[begin MATERIAL SUPPLIED]

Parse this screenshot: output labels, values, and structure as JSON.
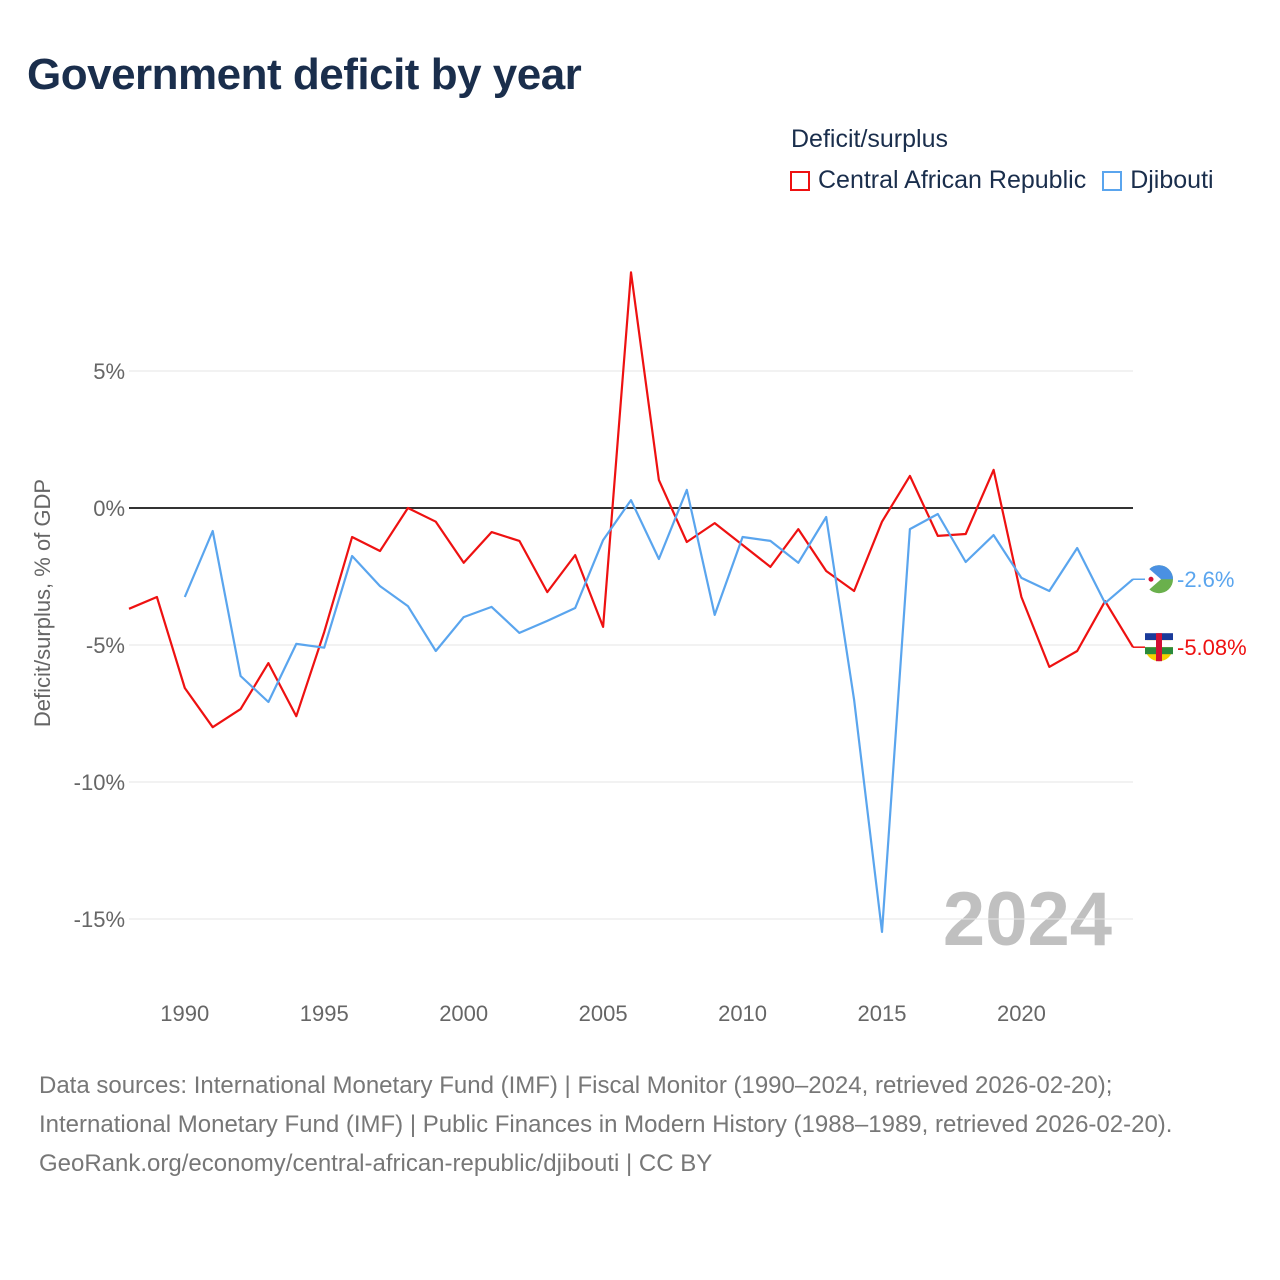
{
  "title": "Government deficit by year",
  "legend_title": "Deficit/surplus",
  "footer": {
    "sources": "Data sources: International Monetary Fund (IMF) | Fiscal Monitor (1990–2024, retrieved 2026-02-20); International Monetary Fund (IMF) | Public Finances in Modern History (1988–1989, retrieved 2026-02-20).",
    "credit": "GeoRank.org/economy/central-african-republic/djibouti | CC BY"
  },
  "chart_data": {
    "type": "line",
    "title": "Government deficit by year",
    "ylabel": "Deficit/surplus, % of GDP",
    "xlabel": "",
    "xlim": [
      1988,
      2024
    ],
    "ylim": [
      -17.5,
      10
    ],
    "xticks": [
      1990,
      1995,
      2000,
      2005,
      2010,
      2015,
      2020
    ],
    "yticks": [
      5,
      0,
      -5,
      -10,
      -15
    ],
    "ytick_labels": [
      "5%",
      "0%",
      "-5%",
      "-10%",
      "-15%"
    ],
    "year_watermark": "2024",
    "legend_placement": "top-right",
    "series": [
      {
        "name": "Central African Republic",
        "color": "#ee1111",
        "end_label": "-5.08%",
        "x": [
          1988,
          1989,
          1990,
          1991,
          1992,
          1993,
          1994,
          1995,
          1996,
          1997,
          1998,
          1999,
          2000,
          2001,
          2002,
          2003,
          2004,
          2005,
          2006,
          2007,
          2008,
          2009,
          2010,
          2011,
          2012,
          2013,
          2014,
          2015,
          2016,
          2017,
          2018,
          2019,
          2020,
          2021,
          2022,
          2023,
          2024
        ],
        "values": [
          -3.68,
          -3.25,
          -6.57,
          -8.0,
          -7.34,
          -5.66,
          -7.6,
          -4.53,
          -1.06,
          -1.57,
          0.0,
          -0.5,
          -2.0,
          -0.88,
          -1.2,
          -3.07,
          -1.72,
          -4.34,
          8.6,
          1.02,
          -1.24,
          -0.55,
          -1.35,
          -2.15,
          -0.77,
          -2.3,
          -3.03,
          -0.5,
          1.17,
          -1.02,
          -0.95,
          1.39,
          -3.25,
          -5.8,
          -5.22,
          -3.4,
          -5.08
        ]
      },
      {
        "name": "Djibouti",
        "color": "#5aa5ee",
        "end_label": "-2.6%",
        "x": [
          1990,
          1991,
          1992,
          1993,
          1994,
          1995,
          1996,
          1997,
          1998,
          1999,
          2000,
          2001,
          2002,
          2003,
          2004,
          2005,
          2006,
          2007,
          2008,
          2009,
          2010,
          2011,
          2012,
          2013,
          2014,
          2015,
          2016,
          2017,
          2018,
          2019,
          2020,
          2021,
          2022,
          2023,
          2024
        ],
        "values": [
          -3.25,
          -0.84,
          -6.13,
          -7.08,
          -4.96,
          -5.1,
          -1.75,
          -2.85,
          -3.58,
          -5.22,
          -3.98,
          -3.61,
          -4.56,
          -4.12,
          -3.65,
          -1.17,
          0.29,
          -1.86,
          0.66,
          -3.9,
          -1.06,
          -1.2,
          -2.0,
          -0.33,
          -7.0,
          -15.47,
          -0.77,
          -0.22,
          -1.97,
          -0.99,
          -2.55,
          -3.03,
          -1.46,
          -3.47,
          -2.6
        ]
      }
    ]
  }
}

[end MATERIAL SUPPLIED]

> [WHAT YOU SHOULD DO]
Omit every image. Quote each record exactly.

> [TASK SOLUTION]
Parse this screenshot: output labels, values, and structure as JSON.
{
  "title": "Government deficit by year",
  "legend_title": "Deficit/surplus",
  "footer": {
    "sources": "Data sources: International Monetary Fund (IMF) | Fiscal Monitor (1990–2024, retrieved 2026-02-20); International Monetary Fund (IMF) | Public Finances in Modern History (1988–1989, retrieved 2026-02-20).",
    "credit": "GeoRank.org/economy/central-african-republic/djibouti | CC BY"
  },
  "chart_data": {
    "type": "line",
    "title": "Government deficit by year",
    "ylabel": "Deficit/surplus, % of GDP",
    "xlabel": "",
    "xlim": [
      1988,
      2024
    ],
    "ylim": [
      -17.5,
      10
    ],
    "xticks": [
      1990,
      1995,
      2000,
      2005,
      2010,
      2015,
      2020
    ],
    "yticks": [
      5,
      0,
      -5,
      -10,
      -15
    ],
    "ytick_labels": [
      "5%",
      "0%",
      "-5%",
      "-10%",
      "-15%"
    ],
    "year_watermark": "2024",
    "legend_placement": "top-right",
    "series": [
      {
        "name": "Central African Republic",
        "color": "#ee1111",
        "end_label": "-5.08%",
        "x": [
          1988,
          1989,
          1990,
          1991,
          1992,
          1993,
          1994,
          1995,
          1996,
          1997,
          1998,
          1999,
          2000,
          2001,
          2002,
          2003,
          2004,
          2005,
          2006,
          2007,
          2008,
          2009,
          2010,
          2011,
          2012,
          2013,
          2014,
          2015,
          2016,
          2017,
          2018,
          2019,
          2020,
          2021,
          2022,
          2023,
          2024
        ],
        "values": [
          -3.68,
          -3.25,
          -6.57,
          -8.0,
          -7.34,
          -5.66,
          -7.6,
          -4.53,
          -1.06,
          -1.57,
          0.0,
          -0.5,
          -2.0,
          -0.88,
          -1.2,
          -3.07,
          -1.72,
          -4.34,
          8.6,
          1.02,
          -1.24,
          -0.55,
          -1.35,
          -2.15,
          -0.77,
          -2.3,
          -3.03,
          -0.5,
          1.17,
          -1.02,
          -0.95,
          1.39,
          -3.25,
          -5.8,
          -5.22,
          -3.4,
          -5.08
        ]
      },
      {
        "name": "Djibouti",
        "color": "#5aa5ee",
        "end_label": "-2.6%",
        "x": [
          1990,
          1991,
          1992,
          1993,
          1994,
          1995,
          1996,
          1997,
          1998,
          1999,
          2000,
          2001,
          2002,
          2003,
          2004,
          2005,
          2006,
          2007,
          2008,
          2009,
          2010,
          2011,
          2012,
          2013,
          2014,
          2015,
          2016,
          2017,
          2018,
          2019,
          2020,
          2021,
          2022,
          2023,
          2024
        ],
        "values": [
          -3.25,
          -0.84,
          -6.13,
          -7.08,
          -4.96,
          -5.1,
          -1.75,
          -2.85,
          -3.58,
          -5.22,
          -3.98,
          -3.61,
          -4.56,
          -4.12,
          -3.65,
          -1.17,
          0.29,
          -1.86,
          0.66,
          -3.9,
          -1.06,
          -1.2,
          -2.0,
          -0.33,
          -7.0,
          -15.47,
          -0.77,
          -0.22,
          -1.97,
          -0.99,
          -2.55,
          -3.03,
          -1.46,
          -3.47,
          -2.6
        ]
      }
    ]
  }
}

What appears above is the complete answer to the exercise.